■ LISTED ENTRIES
------------------------

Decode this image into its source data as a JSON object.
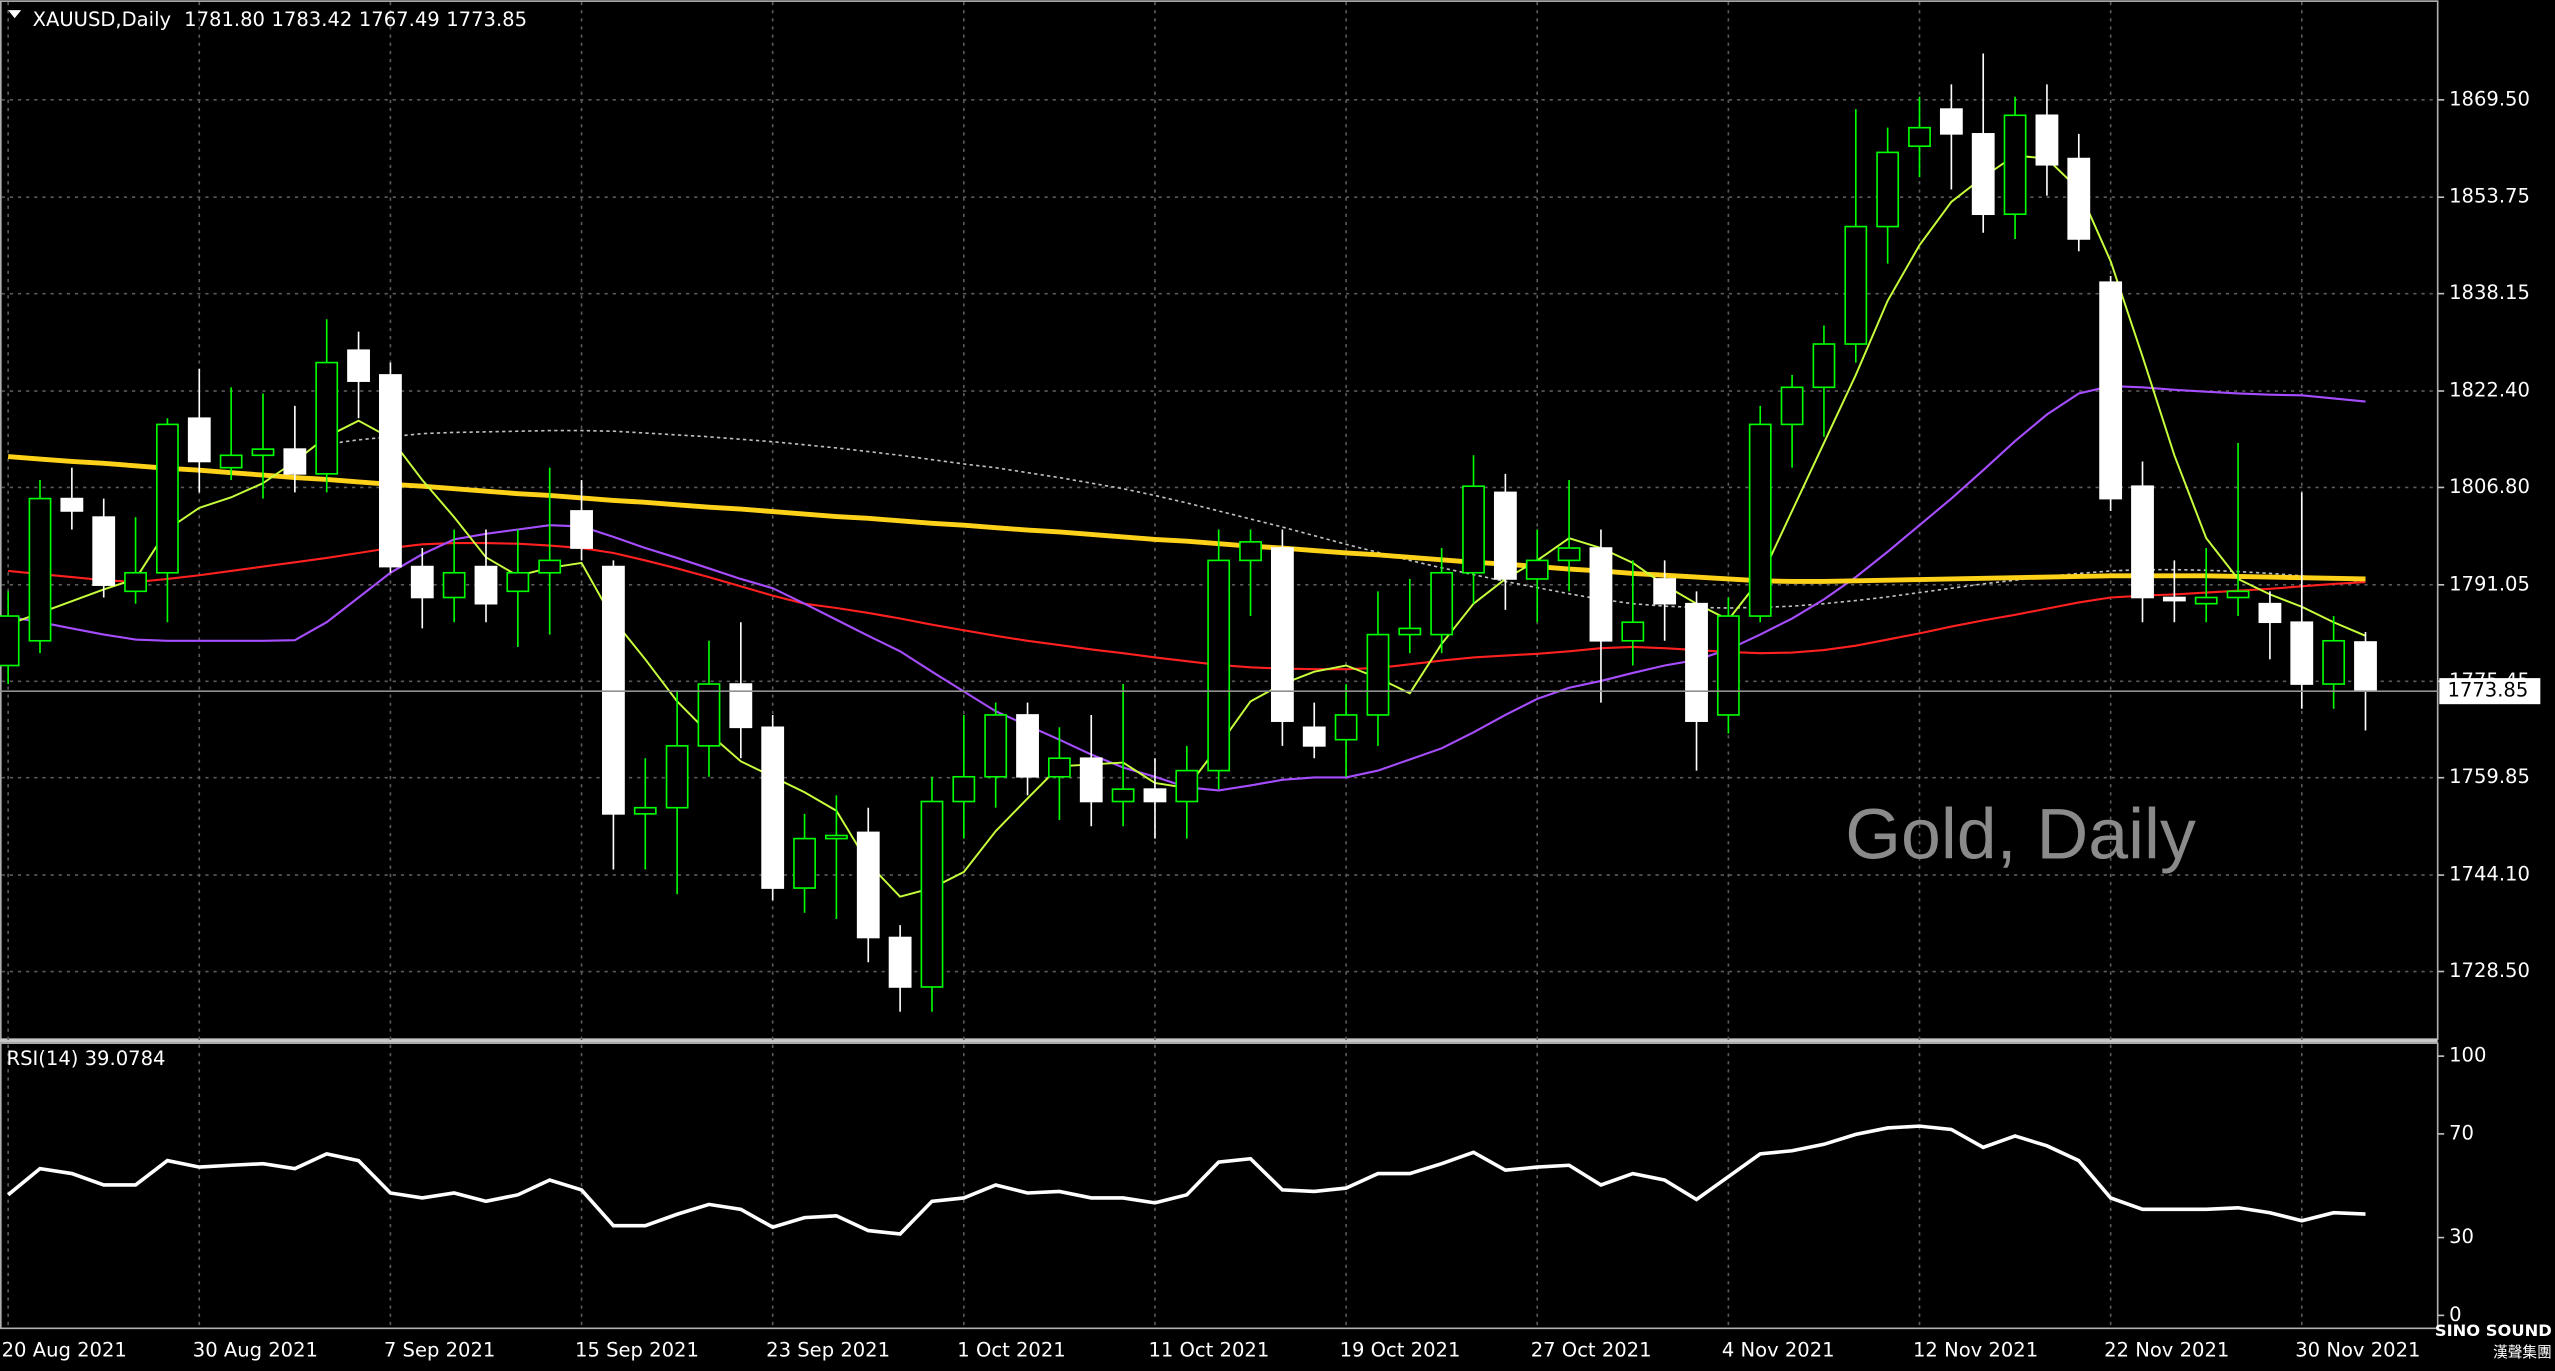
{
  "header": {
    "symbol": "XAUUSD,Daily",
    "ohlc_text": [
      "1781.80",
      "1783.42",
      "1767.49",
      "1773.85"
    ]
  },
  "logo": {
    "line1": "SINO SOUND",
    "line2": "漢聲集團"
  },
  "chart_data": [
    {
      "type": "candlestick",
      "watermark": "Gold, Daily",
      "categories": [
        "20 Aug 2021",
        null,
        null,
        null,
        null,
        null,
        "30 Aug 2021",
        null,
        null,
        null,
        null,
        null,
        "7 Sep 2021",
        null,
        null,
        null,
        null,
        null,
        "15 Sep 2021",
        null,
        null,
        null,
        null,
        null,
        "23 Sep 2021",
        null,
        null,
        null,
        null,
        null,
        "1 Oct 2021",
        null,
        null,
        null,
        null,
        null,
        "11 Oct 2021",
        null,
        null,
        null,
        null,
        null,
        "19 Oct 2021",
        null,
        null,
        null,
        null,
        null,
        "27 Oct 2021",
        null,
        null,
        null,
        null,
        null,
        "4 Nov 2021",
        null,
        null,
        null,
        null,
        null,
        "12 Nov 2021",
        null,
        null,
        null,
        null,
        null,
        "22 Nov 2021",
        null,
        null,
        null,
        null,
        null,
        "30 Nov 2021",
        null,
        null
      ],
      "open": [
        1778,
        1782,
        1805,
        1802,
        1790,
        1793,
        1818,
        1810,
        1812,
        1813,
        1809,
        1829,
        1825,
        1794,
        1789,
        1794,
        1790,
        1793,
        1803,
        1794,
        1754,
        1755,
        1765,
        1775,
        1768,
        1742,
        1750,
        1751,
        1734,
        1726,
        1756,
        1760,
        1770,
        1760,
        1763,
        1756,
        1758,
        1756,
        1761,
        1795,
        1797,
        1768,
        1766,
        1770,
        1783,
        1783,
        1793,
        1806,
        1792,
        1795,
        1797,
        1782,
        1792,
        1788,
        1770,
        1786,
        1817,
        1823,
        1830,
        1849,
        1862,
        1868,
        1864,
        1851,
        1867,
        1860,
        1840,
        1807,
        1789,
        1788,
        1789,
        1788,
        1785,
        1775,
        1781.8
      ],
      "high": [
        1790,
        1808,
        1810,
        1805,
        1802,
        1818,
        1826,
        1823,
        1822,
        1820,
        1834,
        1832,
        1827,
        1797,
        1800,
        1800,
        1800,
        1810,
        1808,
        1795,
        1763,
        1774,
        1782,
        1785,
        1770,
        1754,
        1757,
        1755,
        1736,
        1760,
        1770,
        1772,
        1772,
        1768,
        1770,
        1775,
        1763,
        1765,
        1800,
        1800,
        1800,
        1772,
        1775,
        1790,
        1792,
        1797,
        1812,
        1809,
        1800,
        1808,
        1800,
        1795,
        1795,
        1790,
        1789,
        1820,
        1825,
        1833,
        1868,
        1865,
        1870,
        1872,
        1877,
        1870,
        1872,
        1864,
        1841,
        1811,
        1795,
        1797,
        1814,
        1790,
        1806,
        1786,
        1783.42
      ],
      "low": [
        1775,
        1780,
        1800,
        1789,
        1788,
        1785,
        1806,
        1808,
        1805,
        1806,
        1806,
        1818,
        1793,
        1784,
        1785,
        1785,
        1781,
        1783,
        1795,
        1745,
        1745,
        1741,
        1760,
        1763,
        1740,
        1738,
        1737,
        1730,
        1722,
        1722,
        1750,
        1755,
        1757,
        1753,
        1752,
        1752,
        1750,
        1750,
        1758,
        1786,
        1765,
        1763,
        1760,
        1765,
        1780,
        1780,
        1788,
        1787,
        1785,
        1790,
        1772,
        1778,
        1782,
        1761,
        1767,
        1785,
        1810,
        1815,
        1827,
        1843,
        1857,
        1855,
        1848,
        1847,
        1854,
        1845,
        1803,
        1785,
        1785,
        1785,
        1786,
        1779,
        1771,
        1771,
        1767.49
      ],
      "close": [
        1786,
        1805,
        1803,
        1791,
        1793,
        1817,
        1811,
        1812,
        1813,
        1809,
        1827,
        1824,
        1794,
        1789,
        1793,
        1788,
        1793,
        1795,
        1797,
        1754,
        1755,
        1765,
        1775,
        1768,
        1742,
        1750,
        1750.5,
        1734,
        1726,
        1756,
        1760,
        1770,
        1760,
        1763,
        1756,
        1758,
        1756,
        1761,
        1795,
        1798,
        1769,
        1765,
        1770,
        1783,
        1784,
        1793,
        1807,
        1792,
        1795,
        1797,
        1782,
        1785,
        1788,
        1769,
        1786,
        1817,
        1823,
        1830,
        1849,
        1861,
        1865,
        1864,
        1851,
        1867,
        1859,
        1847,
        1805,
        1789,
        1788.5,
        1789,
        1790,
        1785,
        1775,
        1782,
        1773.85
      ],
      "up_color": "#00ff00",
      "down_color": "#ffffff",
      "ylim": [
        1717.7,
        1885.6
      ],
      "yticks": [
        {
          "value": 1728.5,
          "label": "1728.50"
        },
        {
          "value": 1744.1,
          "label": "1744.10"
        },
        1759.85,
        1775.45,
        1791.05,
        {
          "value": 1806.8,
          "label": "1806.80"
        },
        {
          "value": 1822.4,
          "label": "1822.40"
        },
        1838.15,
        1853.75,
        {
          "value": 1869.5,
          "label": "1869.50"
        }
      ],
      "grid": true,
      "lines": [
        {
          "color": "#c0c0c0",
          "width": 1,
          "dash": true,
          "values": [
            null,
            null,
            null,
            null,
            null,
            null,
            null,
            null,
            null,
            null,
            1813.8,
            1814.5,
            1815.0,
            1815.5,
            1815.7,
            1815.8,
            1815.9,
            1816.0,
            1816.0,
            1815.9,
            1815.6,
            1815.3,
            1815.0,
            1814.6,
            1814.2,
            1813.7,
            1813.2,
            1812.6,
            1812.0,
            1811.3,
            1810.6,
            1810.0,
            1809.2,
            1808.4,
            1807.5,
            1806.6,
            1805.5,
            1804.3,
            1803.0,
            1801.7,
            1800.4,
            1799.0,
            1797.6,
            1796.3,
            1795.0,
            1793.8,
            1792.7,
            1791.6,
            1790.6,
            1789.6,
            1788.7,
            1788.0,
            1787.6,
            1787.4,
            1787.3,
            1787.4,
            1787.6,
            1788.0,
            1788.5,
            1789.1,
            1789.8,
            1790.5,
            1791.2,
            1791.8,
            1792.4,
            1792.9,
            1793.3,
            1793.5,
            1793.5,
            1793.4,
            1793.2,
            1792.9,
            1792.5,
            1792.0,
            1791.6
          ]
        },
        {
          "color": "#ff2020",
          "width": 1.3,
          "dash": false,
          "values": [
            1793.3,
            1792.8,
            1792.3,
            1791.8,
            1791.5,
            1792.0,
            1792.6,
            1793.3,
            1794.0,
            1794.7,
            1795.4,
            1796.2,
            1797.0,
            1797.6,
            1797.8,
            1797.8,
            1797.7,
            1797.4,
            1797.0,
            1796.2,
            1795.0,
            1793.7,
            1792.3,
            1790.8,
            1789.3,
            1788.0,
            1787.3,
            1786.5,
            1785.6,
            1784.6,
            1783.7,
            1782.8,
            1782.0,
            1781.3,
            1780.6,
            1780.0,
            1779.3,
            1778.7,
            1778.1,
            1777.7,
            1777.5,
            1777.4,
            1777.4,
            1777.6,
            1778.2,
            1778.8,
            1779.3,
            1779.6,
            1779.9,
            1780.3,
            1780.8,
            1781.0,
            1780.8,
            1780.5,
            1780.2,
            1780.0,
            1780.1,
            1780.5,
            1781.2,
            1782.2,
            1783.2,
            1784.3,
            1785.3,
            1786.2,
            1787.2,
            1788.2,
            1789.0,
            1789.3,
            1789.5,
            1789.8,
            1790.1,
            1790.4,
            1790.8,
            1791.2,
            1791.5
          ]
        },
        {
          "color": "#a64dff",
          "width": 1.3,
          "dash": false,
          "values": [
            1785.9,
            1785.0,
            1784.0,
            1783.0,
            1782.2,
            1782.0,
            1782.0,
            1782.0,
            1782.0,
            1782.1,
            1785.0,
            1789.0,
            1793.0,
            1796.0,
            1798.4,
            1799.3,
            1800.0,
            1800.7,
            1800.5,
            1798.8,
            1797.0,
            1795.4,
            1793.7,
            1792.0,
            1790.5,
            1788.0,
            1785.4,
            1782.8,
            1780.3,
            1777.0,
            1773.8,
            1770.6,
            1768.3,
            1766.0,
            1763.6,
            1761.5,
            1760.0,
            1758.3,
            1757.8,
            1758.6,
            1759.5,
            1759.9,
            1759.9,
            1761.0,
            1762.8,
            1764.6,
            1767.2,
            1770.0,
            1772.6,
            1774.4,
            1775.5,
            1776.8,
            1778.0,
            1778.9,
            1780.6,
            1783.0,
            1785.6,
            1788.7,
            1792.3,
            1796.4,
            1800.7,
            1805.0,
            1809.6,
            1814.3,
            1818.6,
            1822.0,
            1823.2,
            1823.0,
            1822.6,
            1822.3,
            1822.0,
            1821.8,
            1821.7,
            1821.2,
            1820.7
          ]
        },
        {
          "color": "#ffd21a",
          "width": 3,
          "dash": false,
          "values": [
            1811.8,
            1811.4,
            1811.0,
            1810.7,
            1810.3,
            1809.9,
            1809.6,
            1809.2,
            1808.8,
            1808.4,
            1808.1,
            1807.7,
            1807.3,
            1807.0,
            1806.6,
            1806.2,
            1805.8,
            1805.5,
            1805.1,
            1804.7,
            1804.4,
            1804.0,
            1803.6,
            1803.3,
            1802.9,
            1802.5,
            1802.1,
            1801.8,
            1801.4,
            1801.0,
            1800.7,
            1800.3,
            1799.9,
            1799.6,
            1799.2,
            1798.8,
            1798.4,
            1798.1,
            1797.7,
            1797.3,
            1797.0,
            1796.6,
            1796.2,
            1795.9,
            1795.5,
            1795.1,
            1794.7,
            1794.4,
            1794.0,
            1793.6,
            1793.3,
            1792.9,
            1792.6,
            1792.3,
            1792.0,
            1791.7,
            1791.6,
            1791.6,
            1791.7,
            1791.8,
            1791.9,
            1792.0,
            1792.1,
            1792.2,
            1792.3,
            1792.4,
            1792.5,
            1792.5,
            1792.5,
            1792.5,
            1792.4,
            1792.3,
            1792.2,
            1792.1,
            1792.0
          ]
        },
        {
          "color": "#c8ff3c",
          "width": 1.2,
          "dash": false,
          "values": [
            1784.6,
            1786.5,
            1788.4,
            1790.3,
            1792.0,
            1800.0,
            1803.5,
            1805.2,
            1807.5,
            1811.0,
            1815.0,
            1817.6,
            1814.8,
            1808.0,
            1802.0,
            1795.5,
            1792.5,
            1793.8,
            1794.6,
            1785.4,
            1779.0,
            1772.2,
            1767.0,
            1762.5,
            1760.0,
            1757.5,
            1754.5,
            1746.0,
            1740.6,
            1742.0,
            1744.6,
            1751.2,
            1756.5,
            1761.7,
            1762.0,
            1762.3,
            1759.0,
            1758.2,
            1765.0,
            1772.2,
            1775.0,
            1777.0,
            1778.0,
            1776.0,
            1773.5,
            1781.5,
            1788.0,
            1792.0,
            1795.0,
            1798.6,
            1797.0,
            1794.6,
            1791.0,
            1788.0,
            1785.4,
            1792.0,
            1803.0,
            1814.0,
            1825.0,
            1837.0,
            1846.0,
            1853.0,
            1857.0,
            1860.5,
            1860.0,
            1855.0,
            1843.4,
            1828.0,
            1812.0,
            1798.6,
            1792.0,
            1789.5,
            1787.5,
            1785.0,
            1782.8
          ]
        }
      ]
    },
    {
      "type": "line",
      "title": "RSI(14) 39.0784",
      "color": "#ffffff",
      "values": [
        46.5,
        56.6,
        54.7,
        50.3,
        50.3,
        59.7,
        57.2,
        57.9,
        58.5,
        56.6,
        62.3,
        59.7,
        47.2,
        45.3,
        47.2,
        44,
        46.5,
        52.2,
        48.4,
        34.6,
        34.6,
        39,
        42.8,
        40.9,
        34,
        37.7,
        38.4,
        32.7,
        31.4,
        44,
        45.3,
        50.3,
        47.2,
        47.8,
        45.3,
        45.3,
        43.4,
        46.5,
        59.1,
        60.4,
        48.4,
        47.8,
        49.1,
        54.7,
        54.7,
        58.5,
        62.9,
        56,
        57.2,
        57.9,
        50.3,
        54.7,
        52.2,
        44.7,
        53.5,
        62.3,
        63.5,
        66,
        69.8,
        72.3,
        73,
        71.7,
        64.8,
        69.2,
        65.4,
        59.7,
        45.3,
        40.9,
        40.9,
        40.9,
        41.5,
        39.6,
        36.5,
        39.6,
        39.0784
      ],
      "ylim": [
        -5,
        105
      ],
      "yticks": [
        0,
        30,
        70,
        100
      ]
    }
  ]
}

------------------------

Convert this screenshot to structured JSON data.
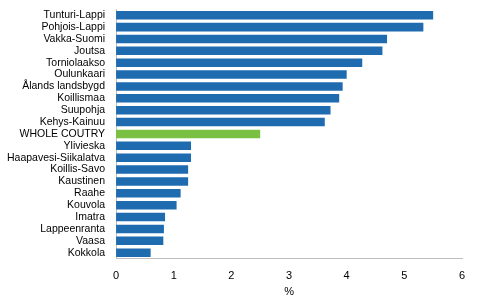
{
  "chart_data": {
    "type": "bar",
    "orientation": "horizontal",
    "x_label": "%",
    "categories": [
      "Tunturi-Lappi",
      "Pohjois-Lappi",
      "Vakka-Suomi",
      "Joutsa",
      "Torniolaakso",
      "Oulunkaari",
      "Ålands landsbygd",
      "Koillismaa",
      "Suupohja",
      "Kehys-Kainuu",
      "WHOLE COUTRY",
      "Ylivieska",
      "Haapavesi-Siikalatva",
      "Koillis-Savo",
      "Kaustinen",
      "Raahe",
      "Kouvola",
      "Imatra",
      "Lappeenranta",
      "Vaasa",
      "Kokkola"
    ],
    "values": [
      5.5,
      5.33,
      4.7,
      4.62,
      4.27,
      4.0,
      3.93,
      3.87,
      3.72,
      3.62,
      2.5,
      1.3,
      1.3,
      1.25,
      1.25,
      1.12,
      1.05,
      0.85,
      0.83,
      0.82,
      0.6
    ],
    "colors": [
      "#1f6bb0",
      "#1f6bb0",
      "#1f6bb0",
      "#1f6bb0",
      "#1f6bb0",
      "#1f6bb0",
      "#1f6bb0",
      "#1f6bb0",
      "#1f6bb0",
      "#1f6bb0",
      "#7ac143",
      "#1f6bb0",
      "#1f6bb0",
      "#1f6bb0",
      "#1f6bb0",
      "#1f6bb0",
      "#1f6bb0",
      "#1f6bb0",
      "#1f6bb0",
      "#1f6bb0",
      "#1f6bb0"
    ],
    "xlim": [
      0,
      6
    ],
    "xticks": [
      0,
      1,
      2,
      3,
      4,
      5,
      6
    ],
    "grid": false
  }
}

------------------------

■ REQUIRED TASK
Identify and copy the lines holding the word "JSON".

■ TASK OUTPUT
Decode this image into its source data as a JSON object.
Convert this screenshot to structured JSON data.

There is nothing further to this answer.